What is asked
Could you copy every line from the material below in which "Media" appears?

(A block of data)
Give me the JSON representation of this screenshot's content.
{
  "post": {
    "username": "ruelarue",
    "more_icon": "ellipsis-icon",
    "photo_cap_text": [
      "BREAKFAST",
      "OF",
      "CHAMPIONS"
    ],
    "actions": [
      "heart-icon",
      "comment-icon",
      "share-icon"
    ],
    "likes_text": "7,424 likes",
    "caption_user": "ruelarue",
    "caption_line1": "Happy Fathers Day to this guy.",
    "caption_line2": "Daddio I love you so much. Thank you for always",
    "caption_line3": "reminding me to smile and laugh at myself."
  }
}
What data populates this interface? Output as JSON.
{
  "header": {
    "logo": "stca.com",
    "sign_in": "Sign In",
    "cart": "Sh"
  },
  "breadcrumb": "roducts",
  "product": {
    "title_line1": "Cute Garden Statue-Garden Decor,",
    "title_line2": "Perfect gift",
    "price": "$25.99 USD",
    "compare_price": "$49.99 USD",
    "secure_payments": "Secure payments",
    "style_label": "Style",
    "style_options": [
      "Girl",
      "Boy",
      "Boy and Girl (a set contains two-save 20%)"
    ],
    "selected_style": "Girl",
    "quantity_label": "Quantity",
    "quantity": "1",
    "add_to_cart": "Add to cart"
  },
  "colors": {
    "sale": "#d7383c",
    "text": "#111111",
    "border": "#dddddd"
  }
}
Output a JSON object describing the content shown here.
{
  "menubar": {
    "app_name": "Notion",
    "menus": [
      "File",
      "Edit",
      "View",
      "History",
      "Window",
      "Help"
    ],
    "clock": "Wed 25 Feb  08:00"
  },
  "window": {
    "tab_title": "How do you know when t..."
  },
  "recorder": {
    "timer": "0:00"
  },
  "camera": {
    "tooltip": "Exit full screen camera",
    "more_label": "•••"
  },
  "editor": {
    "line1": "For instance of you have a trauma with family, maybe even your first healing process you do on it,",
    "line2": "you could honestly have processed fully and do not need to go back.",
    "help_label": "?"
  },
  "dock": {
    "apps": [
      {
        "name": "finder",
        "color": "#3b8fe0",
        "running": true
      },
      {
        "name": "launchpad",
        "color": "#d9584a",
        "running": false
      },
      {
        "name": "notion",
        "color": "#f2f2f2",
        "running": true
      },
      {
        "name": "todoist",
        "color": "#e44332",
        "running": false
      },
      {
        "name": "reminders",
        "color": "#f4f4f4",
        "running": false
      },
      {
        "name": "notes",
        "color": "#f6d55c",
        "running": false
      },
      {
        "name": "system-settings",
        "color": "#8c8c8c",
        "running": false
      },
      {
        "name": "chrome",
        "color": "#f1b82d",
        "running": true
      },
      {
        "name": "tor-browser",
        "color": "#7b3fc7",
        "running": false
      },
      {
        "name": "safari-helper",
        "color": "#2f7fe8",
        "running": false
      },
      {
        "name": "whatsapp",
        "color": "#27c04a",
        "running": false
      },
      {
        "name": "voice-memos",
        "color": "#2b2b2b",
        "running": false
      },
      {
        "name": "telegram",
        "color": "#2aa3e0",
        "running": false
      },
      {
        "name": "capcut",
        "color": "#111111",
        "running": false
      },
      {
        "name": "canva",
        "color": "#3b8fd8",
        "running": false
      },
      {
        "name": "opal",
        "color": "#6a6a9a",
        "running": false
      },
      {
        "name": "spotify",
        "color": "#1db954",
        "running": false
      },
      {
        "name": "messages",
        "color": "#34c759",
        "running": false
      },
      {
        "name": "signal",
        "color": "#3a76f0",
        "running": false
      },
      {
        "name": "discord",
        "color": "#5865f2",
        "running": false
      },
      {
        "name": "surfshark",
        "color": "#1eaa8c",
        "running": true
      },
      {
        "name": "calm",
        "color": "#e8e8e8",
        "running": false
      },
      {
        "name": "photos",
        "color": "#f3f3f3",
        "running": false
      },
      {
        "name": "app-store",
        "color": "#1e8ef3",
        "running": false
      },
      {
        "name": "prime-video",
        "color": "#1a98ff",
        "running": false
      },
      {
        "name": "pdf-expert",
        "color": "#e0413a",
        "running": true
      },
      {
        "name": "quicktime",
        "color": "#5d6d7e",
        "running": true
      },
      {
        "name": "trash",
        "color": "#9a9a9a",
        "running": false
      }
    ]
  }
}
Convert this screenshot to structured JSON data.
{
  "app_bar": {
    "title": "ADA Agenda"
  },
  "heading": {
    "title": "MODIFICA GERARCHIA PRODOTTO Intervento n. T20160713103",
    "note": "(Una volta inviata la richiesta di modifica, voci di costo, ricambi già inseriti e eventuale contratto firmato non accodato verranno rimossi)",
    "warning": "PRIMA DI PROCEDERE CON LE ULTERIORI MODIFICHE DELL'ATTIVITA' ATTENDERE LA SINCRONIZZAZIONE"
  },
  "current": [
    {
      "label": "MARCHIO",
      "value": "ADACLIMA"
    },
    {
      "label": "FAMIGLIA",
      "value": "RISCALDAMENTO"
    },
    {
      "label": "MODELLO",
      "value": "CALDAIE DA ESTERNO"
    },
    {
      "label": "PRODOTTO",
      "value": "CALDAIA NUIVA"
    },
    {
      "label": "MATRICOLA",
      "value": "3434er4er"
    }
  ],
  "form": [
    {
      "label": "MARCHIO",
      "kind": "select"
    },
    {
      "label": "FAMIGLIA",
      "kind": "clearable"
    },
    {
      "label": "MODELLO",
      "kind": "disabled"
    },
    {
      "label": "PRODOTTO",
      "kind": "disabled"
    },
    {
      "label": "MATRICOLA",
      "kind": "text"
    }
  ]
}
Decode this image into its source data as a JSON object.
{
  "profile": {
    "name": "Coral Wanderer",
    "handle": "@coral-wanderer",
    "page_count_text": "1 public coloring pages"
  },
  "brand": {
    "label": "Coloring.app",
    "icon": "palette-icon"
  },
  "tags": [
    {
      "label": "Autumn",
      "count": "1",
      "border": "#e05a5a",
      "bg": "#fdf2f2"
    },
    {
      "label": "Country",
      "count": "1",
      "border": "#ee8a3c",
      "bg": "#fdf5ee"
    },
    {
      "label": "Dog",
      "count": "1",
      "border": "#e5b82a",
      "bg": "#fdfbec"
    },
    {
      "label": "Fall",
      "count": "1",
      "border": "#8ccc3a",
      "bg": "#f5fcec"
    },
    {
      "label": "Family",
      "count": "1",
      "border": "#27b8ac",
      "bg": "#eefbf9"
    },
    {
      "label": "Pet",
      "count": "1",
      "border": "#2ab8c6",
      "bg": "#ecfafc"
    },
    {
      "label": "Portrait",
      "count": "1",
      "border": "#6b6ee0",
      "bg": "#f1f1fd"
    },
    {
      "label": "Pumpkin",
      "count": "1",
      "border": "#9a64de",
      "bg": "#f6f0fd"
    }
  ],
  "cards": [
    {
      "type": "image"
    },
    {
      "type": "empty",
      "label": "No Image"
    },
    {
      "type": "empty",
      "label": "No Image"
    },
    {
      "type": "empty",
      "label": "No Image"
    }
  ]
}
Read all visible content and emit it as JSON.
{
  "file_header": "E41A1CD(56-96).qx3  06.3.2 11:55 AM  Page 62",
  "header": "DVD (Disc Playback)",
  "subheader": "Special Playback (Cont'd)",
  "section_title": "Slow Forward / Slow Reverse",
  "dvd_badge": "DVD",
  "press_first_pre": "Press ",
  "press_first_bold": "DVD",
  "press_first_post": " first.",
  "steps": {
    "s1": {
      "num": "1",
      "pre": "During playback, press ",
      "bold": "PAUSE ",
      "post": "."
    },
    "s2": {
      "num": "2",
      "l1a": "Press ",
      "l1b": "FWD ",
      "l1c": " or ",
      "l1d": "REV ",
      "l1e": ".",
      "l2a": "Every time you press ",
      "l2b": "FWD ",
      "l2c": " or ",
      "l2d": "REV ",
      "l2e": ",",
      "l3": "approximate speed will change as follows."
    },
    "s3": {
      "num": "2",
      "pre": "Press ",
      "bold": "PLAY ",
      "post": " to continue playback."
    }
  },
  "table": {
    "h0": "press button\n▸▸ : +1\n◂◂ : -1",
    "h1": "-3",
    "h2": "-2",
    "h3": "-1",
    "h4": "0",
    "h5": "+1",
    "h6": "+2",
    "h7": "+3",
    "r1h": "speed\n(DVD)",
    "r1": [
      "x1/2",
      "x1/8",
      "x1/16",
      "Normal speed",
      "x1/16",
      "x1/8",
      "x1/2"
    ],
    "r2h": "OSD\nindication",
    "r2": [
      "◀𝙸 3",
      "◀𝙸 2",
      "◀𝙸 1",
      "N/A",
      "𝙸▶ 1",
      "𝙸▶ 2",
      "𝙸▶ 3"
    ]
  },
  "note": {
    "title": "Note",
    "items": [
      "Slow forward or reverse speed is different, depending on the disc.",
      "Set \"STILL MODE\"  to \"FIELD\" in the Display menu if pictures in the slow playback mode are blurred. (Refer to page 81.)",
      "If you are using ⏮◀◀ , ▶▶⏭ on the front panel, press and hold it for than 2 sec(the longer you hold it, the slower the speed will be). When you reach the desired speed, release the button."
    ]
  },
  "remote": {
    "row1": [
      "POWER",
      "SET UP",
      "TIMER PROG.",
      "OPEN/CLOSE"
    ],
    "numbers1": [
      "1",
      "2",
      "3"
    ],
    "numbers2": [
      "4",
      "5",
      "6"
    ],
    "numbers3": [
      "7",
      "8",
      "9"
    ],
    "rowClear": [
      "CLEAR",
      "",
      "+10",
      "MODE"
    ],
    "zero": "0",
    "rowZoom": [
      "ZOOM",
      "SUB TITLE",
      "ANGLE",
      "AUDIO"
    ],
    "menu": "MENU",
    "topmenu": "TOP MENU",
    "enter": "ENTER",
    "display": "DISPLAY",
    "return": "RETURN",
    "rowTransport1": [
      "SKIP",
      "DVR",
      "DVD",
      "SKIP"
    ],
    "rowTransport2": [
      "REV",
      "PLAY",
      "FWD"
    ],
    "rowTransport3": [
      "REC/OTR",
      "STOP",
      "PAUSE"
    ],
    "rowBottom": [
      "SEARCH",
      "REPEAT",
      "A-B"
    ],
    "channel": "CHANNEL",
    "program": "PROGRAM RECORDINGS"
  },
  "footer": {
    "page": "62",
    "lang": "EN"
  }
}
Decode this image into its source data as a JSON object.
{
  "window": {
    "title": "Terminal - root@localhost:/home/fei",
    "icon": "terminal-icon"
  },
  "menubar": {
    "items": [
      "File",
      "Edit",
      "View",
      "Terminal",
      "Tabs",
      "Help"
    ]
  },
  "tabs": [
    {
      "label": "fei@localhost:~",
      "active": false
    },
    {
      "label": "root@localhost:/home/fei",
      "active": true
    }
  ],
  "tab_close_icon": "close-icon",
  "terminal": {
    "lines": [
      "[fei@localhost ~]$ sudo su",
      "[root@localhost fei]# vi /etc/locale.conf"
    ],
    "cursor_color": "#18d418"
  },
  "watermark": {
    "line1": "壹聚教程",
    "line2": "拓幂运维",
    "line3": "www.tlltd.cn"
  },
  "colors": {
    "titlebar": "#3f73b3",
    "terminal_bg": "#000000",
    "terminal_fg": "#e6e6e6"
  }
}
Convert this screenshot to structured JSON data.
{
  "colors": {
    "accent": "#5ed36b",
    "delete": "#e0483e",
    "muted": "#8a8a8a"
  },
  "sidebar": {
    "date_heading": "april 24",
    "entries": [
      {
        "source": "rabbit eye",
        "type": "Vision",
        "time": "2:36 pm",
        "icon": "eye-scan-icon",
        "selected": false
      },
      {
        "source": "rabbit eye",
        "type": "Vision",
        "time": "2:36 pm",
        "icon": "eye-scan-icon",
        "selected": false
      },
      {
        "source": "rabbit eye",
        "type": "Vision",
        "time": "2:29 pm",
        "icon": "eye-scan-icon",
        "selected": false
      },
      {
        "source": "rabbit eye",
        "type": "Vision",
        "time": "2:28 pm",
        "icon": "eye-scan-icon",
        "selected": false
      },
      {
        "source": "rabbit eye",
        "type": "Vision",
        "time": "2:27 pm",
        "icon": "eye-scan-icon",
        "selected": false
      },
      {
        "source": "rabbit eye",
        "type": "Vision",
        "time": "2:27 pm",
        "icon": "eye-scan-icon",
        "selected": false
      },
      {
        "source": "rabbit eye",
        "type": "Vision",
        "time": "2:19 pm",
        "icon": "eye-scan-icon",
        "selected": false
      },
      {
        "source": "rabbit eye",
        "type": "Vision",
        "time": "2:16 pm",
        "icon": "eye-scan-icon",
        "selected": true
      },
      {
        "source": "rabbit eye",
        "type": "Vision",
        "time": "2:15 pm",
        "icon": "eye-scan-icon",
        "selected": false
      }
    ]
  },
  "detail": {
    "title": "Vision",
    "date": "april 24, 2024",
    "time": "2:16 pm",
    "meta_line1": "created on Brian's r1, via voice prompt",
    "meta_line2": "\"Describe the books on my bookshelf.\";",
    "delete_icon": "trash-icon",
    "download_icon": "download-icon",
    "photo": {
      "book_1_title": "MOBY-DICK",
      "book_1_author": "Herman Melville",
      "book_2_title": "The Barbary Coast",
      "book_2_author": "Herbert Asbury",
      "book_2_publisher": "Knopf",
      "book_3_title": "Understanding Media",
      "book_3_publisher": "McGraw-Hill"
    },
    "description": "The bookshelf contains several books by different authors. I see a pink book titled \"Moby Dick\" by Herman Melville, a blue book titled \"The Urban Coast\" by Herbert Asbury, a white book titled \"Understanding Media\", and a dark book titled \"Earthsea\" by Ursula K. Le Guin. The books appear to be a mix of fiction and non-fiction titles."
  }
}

Response to this exercise
      "book_3_title": "Understanding Media",
    "description": "The bookshelf contains several books by different authors. I see a pink book titled \"Moby Dick\" by Herman Melville, a blue book titled \"The Urban Coast\" by Herbert Asbury, a white book titled \"Understanding Media\", and a dark book titled \"Earthsea\" by Ursula K. Le Guin. The books appear to be a mix of fiction and non-fiction titles."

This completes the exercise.